(Collected data)
____________________
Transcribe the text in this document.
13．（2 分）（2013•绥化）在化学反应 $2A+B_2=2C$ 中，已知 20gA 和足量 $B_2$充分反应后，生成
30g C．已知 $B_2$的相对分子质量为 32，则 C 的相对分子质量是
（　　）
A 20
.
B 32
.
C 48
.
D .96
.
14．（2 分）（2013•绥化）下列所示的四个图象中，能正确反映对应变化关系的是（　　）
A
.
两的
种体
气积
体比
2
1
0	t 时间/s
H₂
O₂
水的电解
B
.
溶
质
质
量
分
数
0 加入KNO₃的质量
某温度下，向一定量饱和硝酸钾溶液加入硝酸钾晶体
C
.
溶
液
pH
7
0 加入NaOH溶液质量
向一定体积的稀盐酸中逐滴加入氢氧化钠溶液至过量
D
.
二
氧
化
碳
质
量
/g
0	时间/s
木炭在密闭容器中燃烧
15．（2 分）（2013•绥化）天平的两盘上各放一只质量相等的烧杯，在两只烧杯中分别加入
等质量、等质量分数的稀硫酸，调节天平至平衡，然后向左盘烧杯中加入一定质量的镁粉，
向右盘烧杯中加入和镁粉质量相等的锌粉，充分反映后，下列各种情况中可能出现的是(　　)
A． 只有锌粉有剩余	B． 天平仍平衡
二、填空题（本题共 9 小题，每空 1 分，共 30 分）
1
____________________
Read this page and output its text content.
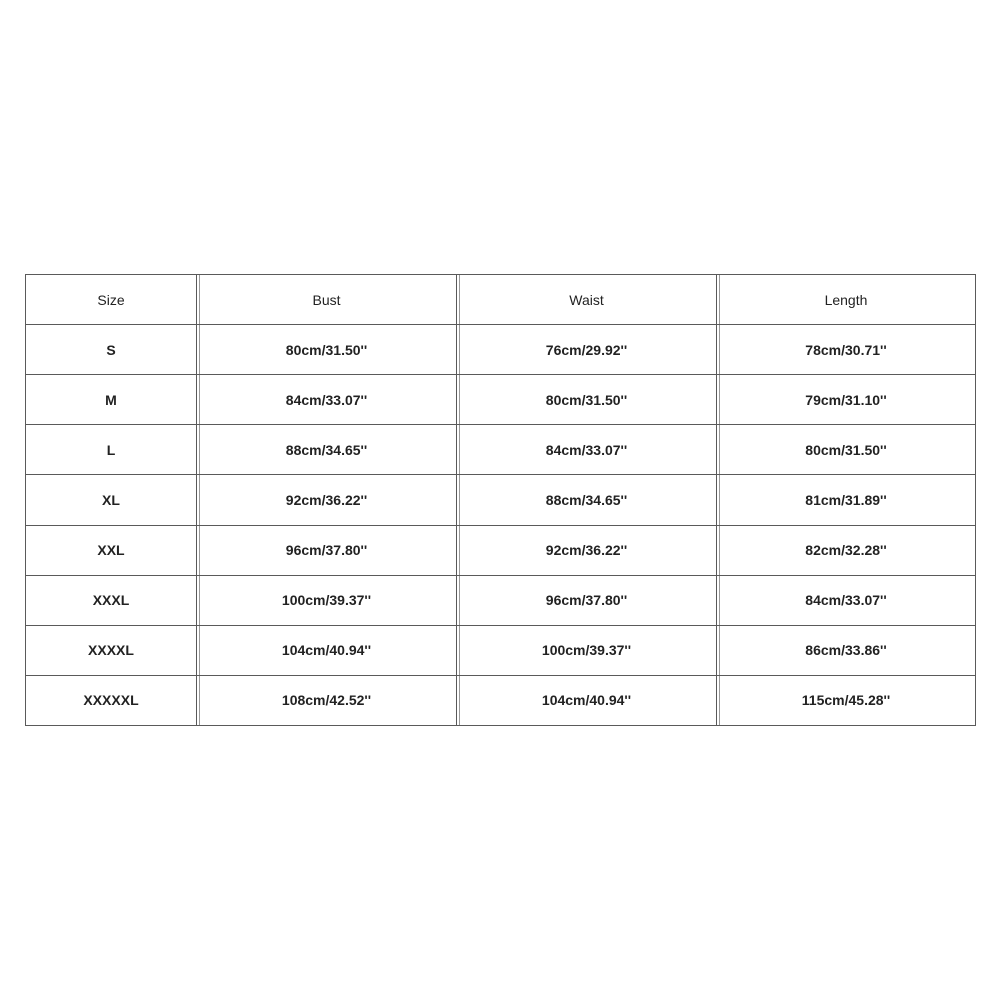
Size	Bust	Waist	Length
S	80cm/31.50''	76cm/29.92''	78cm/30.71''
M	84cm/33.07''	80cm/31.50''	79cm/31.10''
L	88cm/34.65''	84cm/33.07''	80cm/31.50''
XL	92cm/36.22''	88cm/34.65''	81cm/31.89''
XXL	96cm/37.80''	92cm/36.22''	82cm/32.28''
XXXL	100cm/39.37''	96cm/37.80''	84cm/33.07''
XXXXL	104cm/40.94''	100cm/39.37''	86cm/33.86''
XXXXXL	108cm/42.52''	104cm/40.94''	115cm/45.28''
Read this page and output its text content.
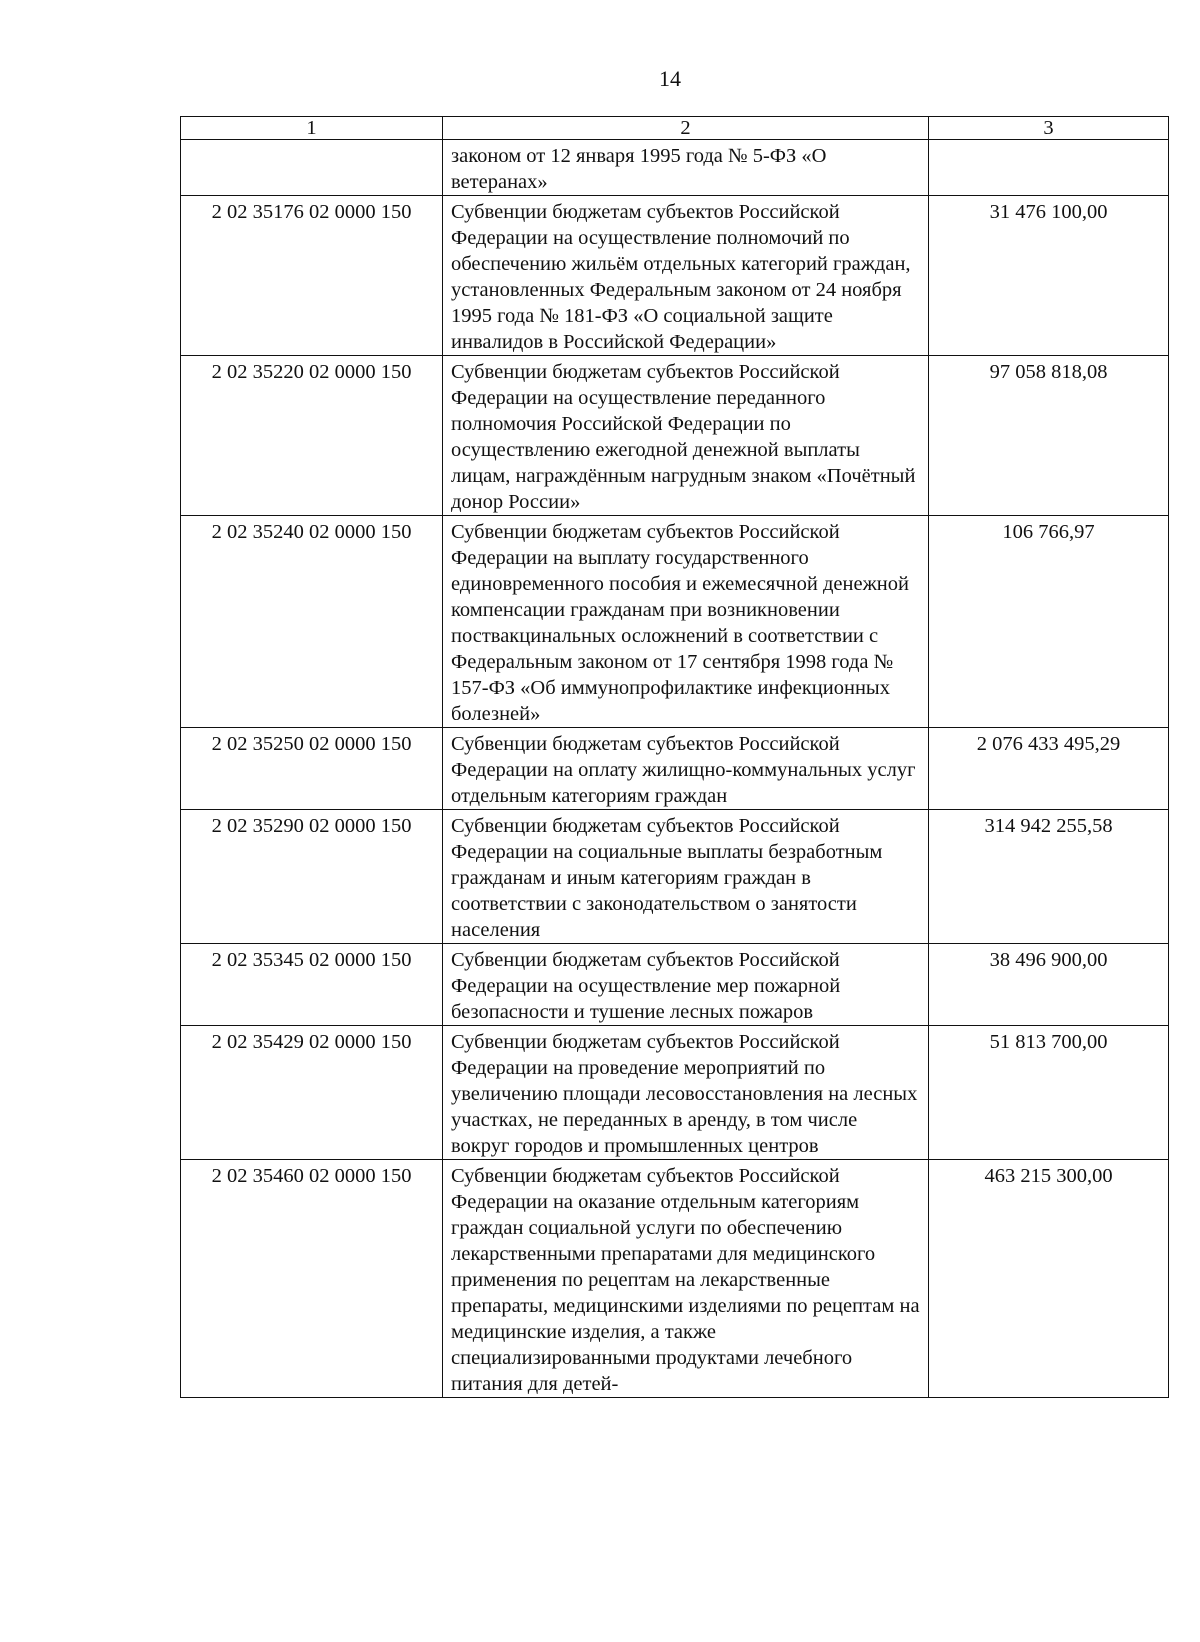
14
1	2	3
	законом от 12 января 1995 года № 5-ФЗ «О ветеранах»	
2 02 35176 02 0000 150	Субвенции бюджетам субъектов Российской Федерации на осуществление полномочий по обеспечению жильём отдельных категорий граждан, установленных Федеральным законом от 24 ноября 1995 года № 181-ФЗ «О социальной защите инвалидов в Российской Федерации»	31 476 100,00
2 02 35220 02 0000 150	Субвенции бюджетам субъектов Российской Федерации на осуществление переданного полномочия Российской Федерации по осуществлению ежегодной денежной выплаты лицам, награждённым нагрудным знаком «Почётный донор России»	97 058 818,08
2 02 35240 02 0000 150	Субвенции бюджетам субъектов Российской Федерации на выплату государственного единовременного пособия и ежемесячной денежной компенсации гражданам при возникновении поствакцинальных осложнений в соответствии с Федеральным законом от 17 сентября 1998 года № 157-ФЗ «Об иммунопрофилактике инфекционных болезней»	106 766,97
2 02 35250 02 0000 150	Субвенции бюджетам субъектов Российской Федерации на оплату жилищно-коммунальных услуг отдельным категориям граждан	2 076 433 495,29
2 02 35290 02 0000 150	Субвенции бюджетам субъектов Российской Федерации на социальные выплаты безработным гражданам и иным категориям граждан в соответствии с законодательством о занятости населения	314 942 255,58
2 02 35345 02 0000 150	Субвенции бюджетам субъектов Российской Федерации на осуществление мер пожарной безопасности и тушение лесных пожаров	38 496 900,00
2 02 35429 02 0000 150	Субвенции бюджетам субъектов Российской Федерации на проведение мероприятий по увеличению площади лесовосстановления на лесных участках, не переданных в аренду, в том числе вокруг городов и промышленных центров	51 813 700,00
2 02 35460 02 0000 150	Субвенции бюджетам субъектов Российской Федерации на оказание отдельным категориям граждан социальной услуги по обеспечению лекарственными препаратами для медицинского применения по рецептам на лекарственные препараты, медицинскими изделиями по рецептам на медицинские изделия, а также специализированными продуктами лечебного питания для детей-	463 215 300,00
____________________
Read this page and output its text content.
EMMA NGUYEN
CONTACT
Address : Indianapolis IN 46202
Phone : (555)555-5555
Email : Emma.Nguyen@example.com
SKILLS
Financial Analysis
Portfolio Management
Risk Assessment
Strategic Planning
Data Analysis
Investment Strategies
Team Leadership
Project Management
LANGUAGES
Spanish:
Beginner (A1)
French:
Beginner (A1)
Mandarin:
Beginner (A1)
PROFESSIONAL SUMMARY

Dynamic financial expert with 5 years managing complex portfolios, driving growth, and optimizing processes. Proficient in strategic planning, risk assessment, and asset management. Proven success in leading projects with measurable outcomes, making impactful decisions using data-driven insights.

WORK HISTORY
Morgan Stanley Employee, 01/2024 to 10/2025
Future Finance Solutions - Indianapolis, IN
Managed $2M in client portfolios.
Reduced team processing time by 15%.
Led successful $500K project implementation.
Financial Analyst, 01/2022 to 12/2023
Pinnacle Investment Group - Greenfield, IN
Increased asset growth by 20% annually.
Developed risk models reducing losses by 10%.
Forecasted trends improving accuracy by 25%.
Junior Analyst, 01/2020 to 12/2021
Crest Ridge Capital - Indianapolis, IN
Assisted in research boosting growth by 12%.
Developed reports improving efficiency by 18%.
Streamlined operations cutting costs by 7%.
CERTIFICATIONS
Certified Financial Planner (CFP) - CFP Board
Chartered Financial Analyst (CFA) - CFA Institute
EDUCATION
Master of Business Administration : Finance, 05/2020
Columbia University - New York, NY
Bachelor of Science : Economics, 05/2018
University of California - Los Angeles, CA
____________________
§ **WRITTEN PROBLEM**:
Show all lines from the records above where the word "Indianapolis" occurs.

§ **SOLVED EXERCISE**:
Address : Indianapolis IN 46202
Future Finance Solutions - Indianapolis, IN
Crest Ridge Capital - Indianapolis, IN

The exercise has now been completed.